#### [Short exercise]
Below are the records; copy each line in them that holds the word "groß".

══ Dataset entries

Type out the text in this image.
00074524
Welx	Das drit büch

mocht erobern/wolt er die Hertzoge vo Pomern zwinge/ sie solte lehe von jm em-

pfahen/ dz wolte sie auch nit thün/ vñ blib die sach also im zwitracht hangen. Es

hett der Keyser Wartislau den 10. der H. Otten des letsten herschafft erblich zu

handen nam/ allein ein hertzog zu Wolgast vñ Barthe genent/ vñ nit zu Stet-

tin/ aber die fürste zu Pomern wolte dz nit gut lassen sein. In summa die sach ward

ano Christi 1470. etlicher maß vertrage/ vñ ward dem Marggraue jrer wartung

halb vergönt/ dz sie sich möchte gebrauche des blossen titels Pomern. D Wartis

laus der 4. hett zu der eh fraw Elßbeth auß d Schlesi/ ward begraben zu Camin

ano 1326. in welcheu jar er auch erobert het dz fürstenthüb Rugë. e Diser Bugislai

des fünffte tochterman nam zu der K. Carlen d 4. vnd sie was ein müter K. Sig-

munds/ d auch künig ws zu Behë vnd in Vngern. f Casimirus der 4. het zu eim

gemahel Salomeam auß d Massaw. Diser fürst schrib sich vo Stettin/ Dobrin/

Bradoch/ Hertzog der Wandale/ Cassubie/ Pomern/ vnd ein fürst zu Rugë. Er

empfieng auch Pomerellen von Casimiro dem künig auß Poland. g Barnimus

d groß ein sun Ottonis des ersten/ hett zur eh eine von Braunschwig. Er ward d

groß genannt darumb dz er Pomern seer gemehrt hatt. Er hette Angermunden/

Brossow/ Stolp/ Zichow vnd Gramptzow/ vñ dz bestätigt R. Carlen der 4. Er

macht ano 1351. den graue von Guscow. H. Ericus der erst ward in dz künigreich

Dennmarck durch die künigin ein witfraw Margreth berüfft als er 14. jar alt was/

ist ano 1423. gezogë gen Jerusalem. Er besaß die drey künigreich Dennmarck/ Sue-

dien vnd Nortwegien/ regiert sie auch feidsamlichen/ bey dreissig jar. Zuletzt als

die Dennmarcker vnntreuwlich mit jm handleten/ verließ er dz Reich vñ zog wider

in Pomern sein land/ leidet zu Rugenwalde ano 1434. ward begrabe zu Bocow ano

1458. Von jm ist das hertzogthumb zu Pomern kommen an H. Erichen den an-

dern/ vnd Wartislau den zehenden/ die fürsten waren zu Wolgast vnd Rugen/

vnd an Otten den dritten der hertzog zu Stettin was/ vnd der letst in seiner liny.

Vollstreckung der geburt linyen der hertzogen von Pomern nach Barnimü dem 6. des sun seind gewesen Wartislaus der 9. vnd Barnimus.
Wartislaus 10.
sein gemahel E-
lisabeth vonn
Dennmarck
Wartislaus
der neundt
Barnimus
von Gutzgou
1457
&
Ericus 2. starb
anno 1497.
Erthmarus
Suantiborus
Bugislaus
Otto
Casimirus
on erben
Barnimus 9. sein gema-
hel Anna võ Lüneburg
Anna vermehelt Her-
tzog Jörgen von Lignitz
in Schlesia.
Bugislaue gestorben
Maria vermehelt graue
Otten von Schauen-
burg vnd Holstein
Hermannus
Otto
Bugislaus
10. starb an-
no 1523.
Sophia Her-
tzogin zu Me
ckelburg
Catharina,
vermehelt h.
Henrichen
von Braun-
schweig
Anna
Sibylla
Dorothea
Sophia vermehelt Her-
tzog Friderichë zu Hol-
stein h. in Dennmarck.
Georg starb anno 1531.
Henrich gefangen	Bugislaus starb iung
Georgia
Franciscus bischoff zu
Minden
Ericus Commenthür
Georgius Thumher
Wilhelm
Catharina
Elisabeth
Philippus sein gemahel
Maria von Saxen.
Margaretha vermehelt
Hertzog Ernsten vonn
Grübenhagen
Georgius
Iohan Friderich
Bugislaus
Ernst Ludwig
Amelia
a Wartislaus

════

#### [Answer to this task]
d groß ein sun Ottonis des ersten/ hett zur eh eine von Braunschwig. Er ward d
groß genannt darumb dz er Pomern seer gemehrt hatt. Er hette Angermunden/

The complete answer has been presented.